Which lines hold the word "icon"? Copy each of them.

-------- Given records

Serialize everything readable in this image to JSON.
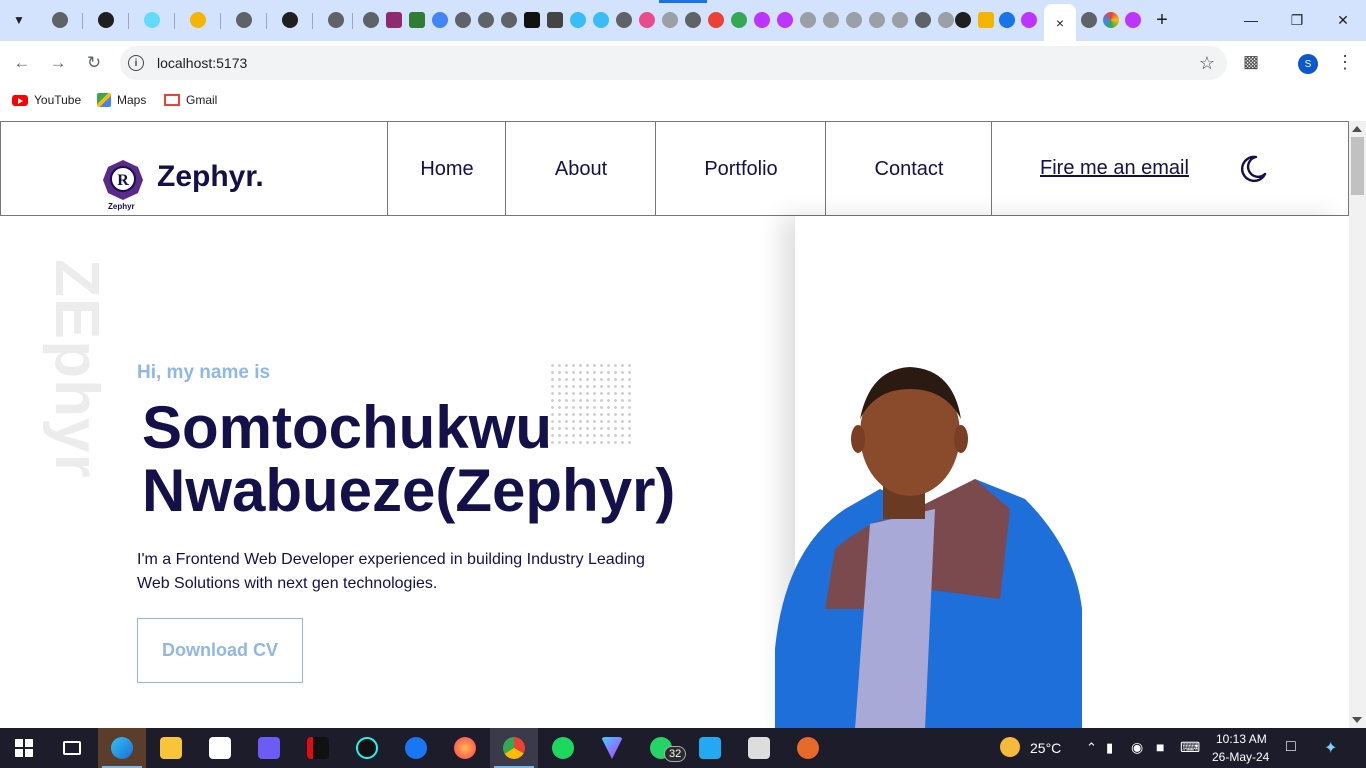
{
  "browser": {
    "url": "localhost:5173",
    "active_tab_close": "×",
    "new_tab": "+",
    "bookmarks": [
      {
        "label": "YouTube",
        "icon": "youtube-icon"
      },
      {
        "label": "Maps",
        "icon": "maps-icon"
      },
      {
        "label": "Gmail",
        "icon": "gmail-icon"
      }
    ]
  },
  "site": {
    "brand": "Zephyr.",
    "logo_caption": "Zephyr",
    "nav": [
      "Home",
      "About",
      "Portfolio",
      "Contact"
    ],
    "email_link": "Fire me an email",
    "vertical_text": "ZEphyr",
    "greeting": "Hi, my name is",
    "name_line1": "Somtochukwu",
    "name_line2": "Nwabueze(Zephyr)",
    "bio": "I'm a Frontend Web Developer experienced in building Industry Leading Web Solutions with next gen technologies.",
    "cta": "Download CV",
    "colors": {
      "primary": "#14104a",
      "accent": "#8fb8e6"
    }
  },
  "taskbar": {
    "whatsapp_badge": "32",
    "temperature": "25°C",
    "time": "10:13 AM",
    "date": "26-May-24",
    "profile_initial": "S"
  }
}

----------------
-------- Given records

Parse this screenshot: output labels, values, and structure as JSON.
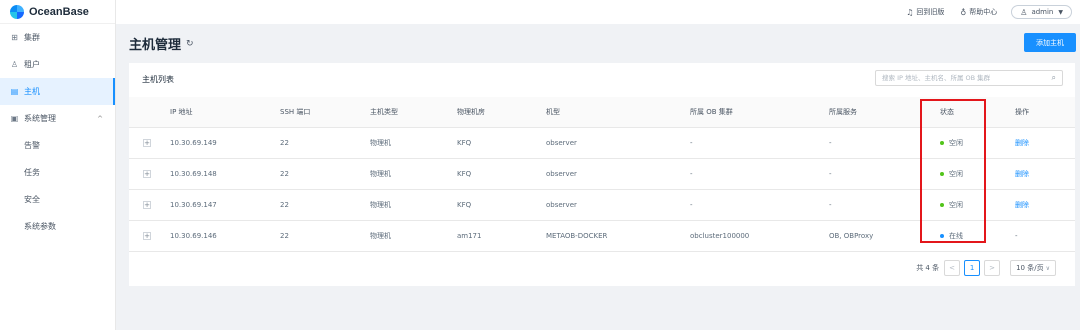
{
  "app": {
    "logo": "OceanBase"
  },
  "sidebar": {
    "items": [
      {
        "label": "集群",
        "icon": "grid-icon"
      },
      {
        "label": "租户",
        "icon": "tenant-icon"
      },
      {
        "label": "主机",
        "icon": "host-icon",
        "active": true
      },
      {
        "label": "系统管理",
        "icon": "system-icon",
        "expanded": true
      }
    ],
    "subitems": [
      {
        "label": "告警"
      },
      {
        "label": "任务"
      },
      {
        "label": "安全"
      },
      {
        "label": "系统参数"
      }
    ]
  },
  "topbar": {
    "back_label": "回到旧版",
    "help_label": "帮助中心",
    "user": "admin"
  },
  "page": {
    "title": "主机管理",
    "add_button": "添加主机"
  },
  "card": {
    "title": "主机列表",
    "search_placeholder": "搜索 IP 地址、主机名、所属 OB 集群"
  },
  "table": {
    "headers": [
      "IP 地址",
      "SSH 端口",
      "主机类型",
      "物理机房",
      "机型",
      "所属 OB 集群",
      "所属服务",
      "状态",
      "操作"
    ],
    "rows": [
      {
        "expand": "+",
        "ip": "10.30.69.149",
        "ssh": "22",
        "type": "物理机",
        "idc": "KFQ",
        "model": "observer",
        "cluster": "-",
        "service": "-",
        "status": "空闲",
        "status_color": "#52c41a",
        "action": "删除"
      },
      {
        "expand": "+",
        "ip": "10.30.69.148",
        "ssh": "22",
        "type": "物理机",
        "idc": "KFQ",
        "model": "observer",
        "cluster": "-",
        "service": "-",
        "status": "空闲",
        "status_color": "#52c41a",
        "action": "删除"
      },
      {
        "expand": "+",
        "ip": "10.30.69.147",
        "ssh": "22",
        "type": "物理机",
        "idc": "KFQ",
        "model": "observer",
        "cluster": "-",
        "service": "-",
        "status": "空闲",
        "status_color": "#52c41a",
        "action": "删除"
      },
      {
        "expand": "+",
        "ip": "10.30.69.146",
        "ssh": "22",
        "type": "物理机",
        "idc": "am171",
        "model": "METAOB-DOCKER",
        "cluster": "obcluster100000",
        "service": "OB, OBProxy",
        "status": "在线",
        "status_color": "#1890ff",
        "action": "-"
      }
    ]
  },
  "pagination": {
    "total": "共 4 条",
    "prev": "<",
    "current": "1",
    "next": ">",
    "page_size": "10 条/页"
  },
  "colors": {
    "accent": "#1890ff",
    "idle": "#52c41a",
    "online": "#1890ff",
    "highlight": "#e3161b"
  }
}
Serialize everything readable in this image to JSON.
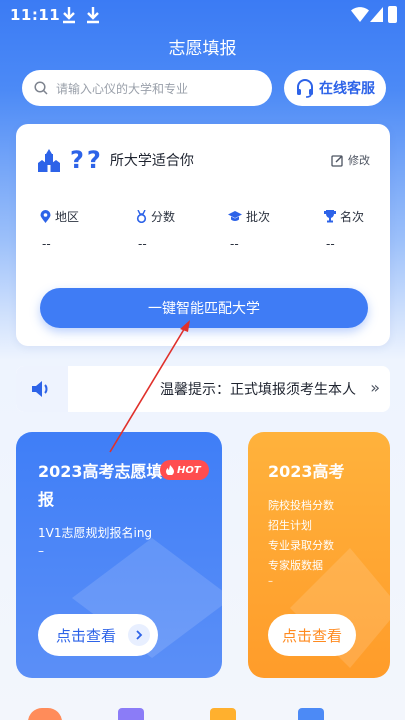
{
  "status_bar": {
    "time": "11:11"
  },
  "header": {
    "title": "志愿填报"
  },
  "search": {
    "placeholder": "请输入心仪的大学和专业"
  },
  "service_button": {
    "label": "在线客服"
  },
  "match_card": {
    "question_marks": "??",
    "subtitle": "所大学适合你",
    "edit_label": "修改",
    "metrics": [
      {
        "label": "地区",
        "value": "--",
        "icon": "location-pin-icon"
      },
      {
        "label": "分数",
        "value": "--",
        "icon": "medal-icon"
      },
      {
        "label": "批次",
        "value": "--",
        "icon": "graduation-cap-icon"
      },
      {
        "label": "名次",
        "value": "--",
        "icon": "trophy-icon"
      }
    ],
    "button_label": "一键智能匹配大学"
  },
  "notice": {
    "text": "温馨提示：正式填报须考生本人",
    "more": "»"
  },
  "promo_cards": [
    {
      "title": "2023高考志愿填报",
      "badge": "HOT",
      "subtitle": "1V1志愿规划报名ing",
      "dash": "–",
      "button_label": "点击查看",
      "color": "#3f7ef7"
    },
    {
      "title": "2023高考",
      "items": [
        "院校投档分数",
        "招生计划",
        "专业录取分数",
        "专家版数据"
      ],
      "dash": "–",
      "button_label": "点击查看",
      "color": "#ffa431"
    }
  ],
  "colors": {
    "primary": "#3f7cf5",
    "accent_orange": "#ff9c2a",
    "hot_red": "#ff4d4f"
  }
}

----------------

» Answer in full
        "icon": "youtube-icon"
        "icon": "maps-icon"
        "icon": "gmail-icon"
        "icon": "grid-icon"
        "icon": "tenant-icon"
        "icon": "host-icon",
        "icon": "system-icon",
        "icon": "location-pin-icon"
        "icon": "medal-icon"
        "icon": "graduation-cap-icon"
        "icon": "trophy-icon"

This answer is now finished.